## START Exercise material
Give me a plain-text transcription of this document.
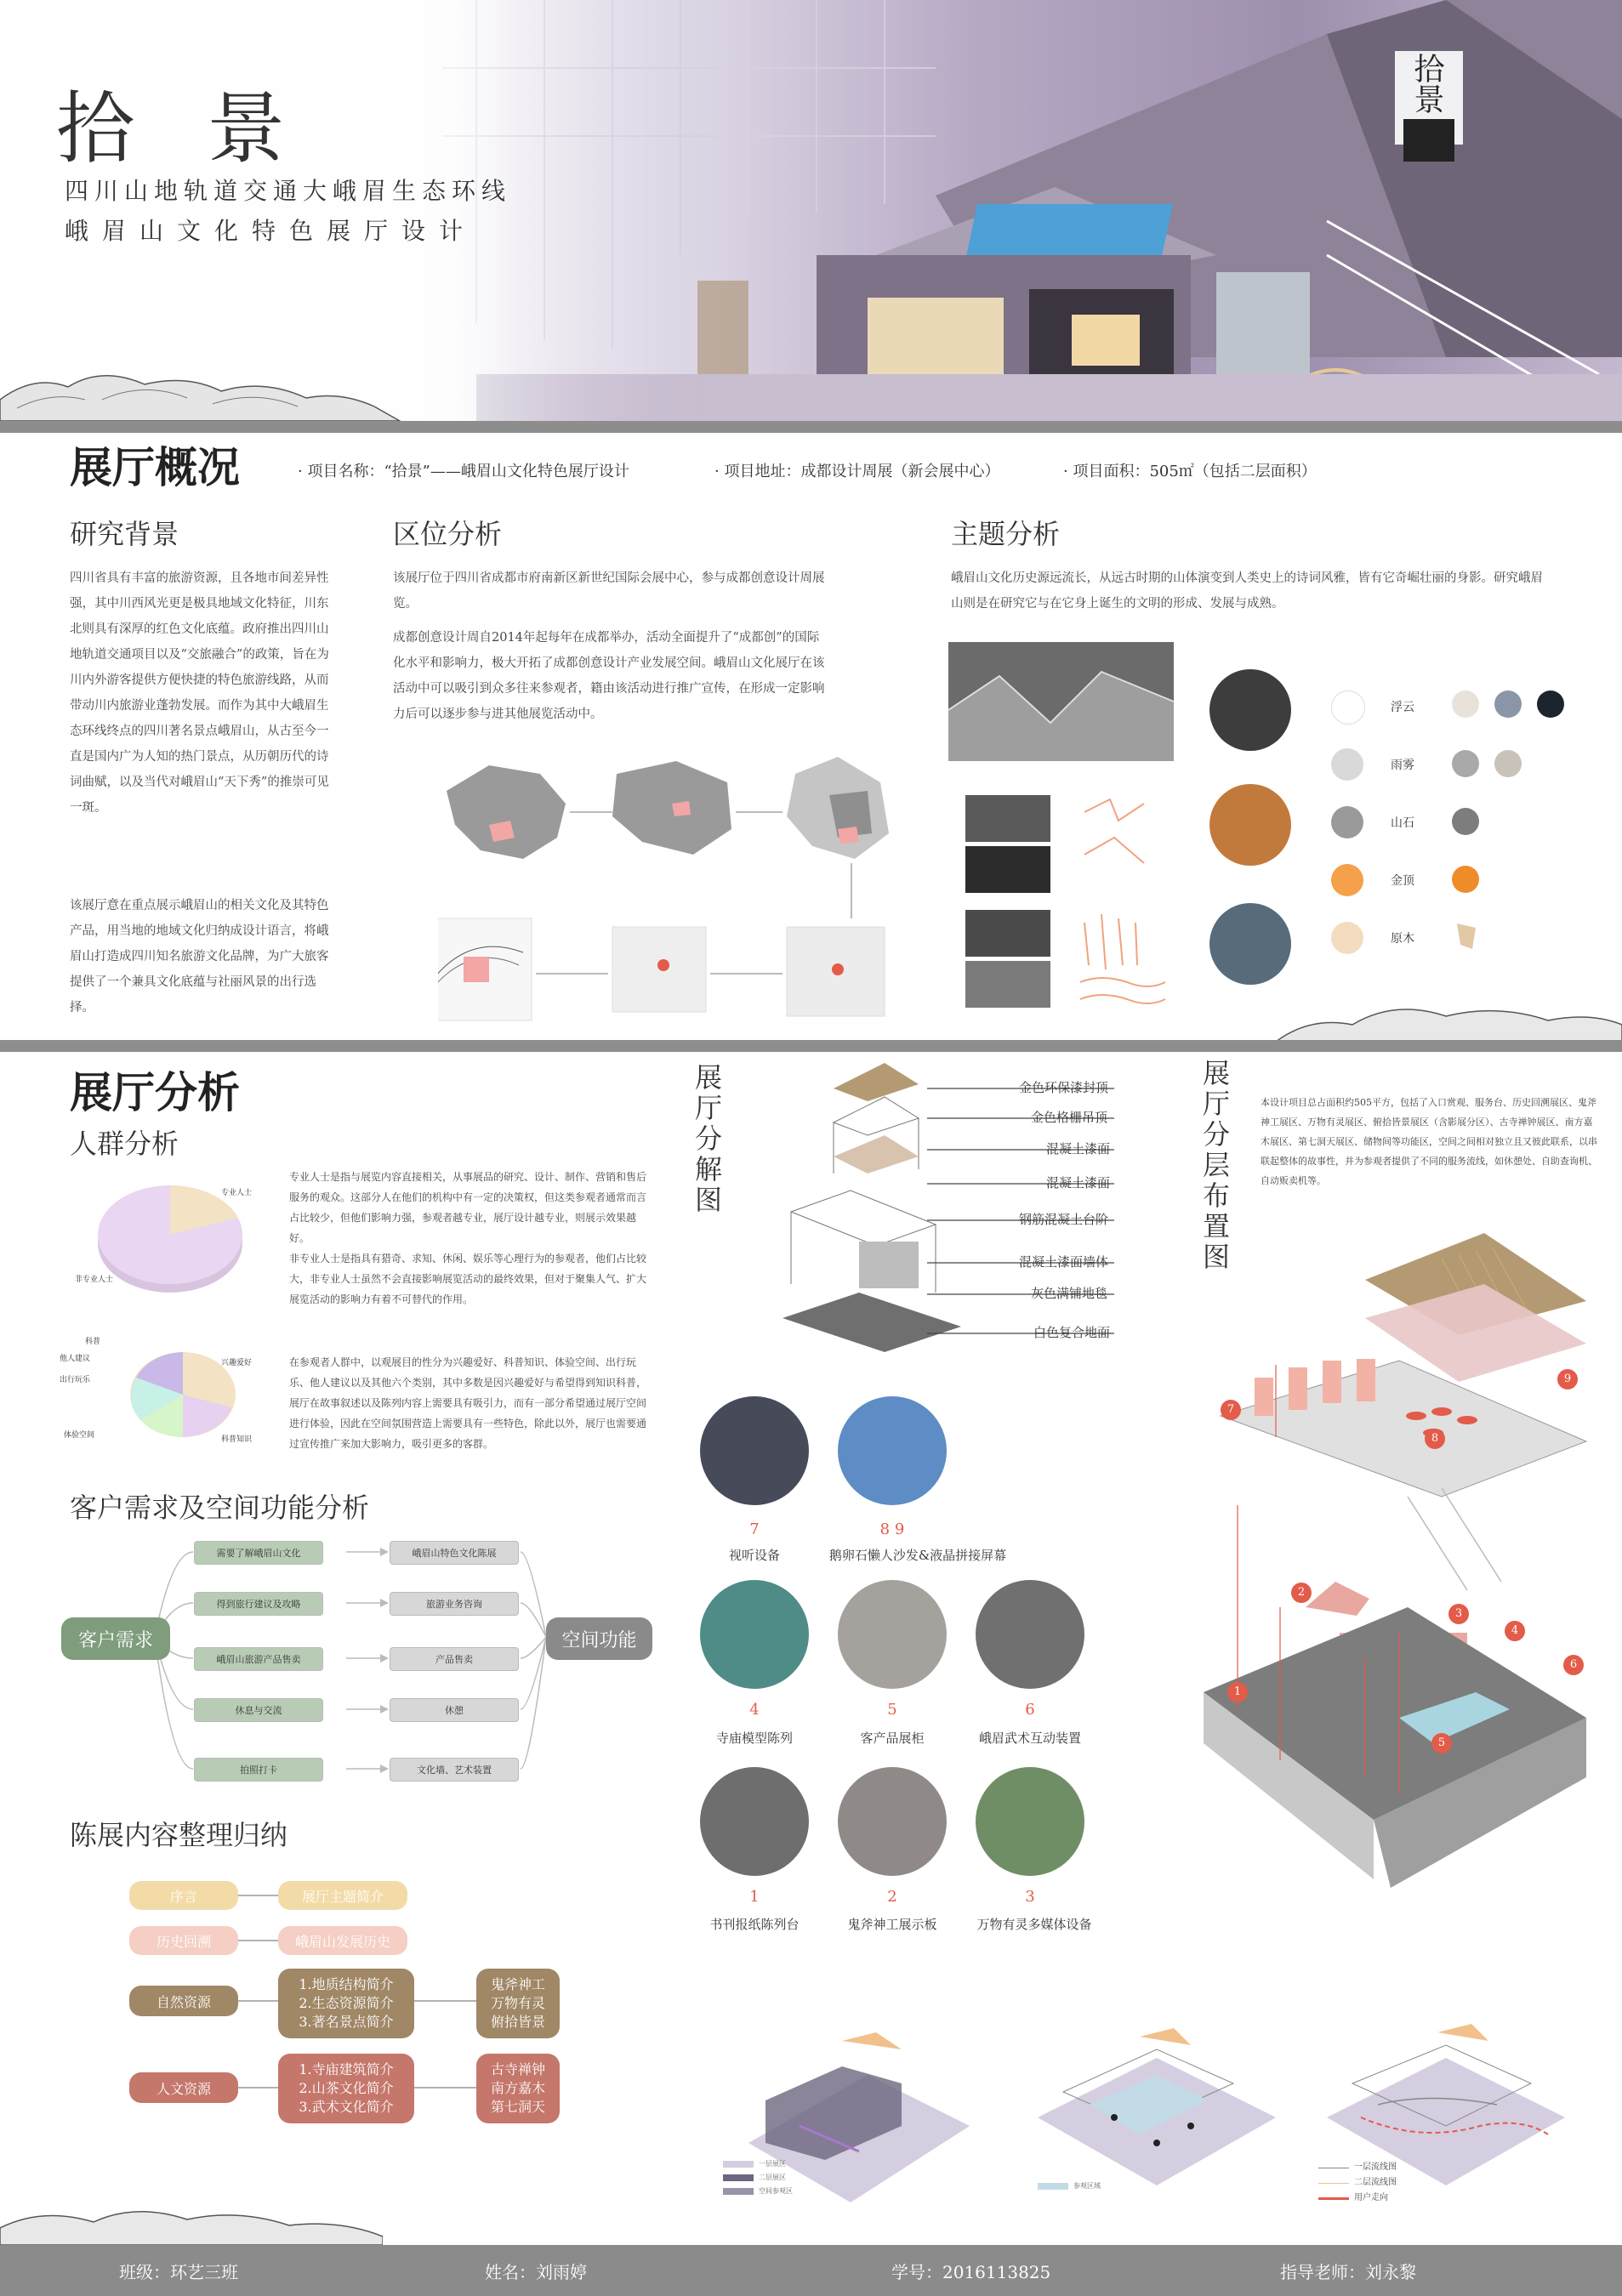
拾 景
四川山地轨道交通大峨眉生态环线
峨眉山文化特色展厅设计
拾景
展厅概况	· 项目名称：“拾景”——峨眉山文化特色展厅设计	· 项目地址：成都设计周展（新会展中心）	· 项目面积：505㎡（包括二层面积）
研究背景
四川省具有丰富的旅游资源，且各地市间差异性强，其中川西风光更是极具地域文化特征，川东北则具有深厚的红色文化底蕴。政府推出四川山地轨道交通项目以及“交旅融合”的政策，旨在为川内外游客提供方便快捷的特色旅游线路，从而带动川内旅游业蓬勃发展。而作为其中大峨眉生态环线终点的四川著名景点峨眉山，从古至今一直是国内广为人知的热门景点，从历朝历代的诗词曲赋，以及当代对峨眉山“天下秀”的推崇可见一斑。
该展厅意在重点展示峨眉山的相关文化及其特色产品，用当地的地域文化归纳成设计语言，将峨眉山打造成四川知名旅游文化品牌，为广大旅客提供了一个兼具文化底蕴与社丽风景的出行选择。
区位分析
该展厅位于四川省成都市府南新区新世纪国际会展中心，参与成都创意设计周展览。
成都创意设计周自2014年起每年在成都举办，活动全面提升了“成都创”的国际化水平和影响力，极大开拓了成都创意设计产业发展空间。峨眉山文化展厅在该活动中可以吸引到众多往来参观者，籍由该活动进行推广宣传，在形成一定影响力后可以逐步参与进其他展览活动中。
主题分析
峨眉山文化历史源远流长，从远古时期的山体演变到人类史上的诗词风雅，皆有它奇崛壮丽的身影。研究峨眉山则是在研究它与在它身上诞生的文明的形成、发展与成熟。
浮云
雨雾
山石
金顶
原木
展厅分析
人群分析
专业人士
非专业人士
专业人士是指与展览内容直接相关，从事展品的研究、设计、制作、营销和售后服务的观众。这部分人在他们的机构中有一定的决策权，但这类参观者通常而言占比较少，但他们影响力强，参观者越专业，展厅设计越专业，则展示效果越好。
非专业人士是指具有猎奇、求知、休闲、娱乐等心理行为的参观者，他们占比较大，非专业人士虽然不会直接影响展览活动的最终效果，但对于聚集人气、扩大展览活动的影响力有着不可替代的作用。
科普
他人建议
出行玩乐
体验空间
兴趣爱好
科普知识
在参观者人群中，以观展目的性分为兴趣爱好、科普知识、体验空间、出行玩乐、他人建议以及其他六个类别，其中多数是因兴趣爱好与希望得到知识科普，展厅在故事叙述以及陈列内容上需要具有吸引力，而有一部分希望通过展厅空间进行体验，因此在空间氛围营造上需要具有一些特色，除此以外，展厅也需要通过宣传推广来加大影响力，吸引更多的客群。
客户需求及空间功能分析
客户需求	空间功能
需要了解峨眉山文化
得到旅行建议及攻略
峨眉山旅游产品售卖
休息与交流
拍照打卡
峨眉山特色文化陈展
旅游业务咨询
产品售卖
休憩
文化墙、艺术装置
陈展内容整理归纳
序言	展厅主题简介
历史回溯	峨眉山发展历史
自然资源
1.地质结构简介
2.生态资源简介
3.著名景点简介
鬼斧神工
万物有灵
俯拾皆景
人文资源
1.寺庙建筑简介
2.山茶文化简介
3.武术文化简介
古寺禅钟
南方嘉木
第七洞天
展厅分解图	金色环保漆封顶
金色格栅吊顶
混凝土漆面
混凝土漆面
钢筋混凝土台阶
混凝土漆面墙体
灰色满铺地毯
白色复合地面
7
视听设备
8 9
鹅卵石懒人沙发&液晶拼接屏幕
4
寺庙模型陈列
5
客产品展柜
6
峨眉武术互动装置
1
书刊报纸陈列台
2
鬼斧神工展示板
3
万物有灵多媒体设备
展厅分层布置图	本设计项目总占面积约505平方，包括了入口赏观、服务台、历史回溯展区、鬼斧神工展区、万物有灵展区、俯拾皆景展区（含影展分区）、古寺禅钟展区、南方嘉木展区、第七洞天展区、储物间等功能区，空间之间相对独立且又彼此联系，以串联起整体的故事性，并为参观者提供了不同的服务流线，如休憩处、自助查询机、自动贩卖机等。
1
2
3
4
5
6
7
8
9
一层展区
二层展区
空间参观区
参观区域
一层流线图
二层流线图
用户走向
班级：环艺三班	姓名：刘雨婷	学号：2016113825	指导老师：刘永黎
## END Exercise material
▶ **Given exercise**
Every line of text is to be repeated exactly; pictures are left out.

▶ **Written answer**
Give me a plain-text transcription of this document.
拾 景
四川山地轨道交通大峨眉生态环线
峨眉山文化特色展厅设计
拾景
展厅概况	· 项目名称：“拾景”——峨眉山文化特色展厅设计	· 项目地址：成都设计周展（新会展中心）	· 项目面积：505㎡（包括二层面积）
研究背景
四川省具有丰富的旅游资源，且各地市间差异性强，其中川西风光更是极具地域文化特征，川东北则具有深厚的红色文化底蕴。政府推出四川山地轨道交通项目以及“交旅融合”的政策，旨在为川内外游客提供方便快捷的特色旅游线路，从而带动川内旅游业蓬勃发展。而作为其中大峨眉生态环线终点的四川著名景点峨眉山，从古至今一直是国内广为人知的热门景点，从历朝历代的诗词曲赋，以及当代对峨眉山“天下秀”的推崇可见一斑。
该展厅意在重点展示峨眉山的相关文化及其特色产品，用当地的地域文化归纳成设计语言，将峨眉山打造成四川知名旅游文化品牌，为广大旅客提供了一个兼具文化底蕴与社丽风景的出行选择。
区位分析
该展厅位于四川省成都市府南新区新世纪国际会展中心，参与成都创意设计周展览。
成都创意设计周自2014年起每年在成都举办，活动全面提升了“成都创”的国际化水平和影响力，极大开拓了成都创意设计产业发展空间。峨眉山文化展厅在该活动中可以吸引到众多往来参观者，籍由该活动进行推广宣传，在形成一定影响力后可以逐步参与进其他展览活动中。
主题分析
峨眉山文化历史源远流长，从远古时期的山体演变到人类史上的诗词风雅，皆有它奇崛壮丽的身影。研究峨眉山则是在研究它与在它身上诞生的文明的形成、发展与成熟。
浮云
雨雾
山石
金顶
原木
展厅分析
人群分析
专业人士
非专业人士
专业人士是指与展览内容直接相关，从事展品的研究、设计、制作、营销和售后服务的观众。这部分人在他们的机构中有一定的决策权，但这类参观者通常而言占比较少，但他们影响力强，参观者越专业，展厅设计越专业，则展示效果越好。
非专业人士是指具有猎奇、求知、休闲、娱乐等心理行为的参观者，他们占比较大，非专业人士虽然不会直接影响展览活动的最终效果，但对于聚集人气、扩大展览活动的影响力有着不可替代的作用。
科普
他人建议
出行玩乐
体验空间
兴趣爱好
科普知识
在参观者人群中，以观展目的性分为兴趣爱好、科普知识、体验空间、出行玩乐、他人建议以及其他六个类别，其中多数是因兴趣爱好与希望得到知识科普，展厅在故事叙述以及陈列内容上需要具有吸引力，而有一部分希望通过展厅空间进行体验，因此在空间氛围营造上需要具有一些特色，除此以外，展厅也需要通过宣传推广来加大影响力，吸引更多的客群。
客户需求及空间功能分析
客户需求	空间功能
需要了解峨眉山文化
得到旅行建议及攻略
峨眉山旅游产品售卖
休息与交流
拍照打卡
峨眉山特色文化陈展
旅游业务咨询
产品售卖
休憩
文化墙、艺术装置
陈展内容整理归纳
序言	展厅主题简介
历史回溯	峨眉山发展历史
自然资源
1.地质结构简介
2.生态资源简介
3.著名景点简介
鬼斧神工
万物有灵
俯拾皆景
人文资源
1.寺庙建筑简介
2.山茶文化简介
3.武术文化简介
古寺禅钟
南方嘉木
第七洞天
展厅分解图	金色环保漆封顶
金色格栅吊顶
混凝土漆面
混凝土漆面
钢筋混凝土台阶
混凝土漆面墙体
灰色满铺地毯
白色复合地面
7
视听设备
8 9
鹅卵石懒人沙发&液晶拼接屏幕
4
寺庙模型陈列
5
客产品展柜
6
峨眉武术互动装置
1
书刊报纸陈列台
2
鬼斧神工展示板
3
万物有灵多媒体设备
展厅分层布置图	本设计项目总占面积约505平方，包括了入口赏观、服务台、历史回溯展区、鬼斧神工展区、万物有灵展区、俯拾皆景展区（含影展分区）、古寺禅钟展区、南方嘉木展区、第七洞天展区、储物间等功能区，空间之间相对独立且又彼此联系，以串联起整体的故事性，并为参观者提供了不同的服务流线，如休憩处、自助查询机、自动贩卖机等。
1
2
3
4
5
6
7
8
9
一层展区
二层展区
空间参观区
参观区域
一层流线图
二层流线图
用户走向
班级：环艺三班	姓名：刘雨婷	学号：2016113825	指导老师：刘永黎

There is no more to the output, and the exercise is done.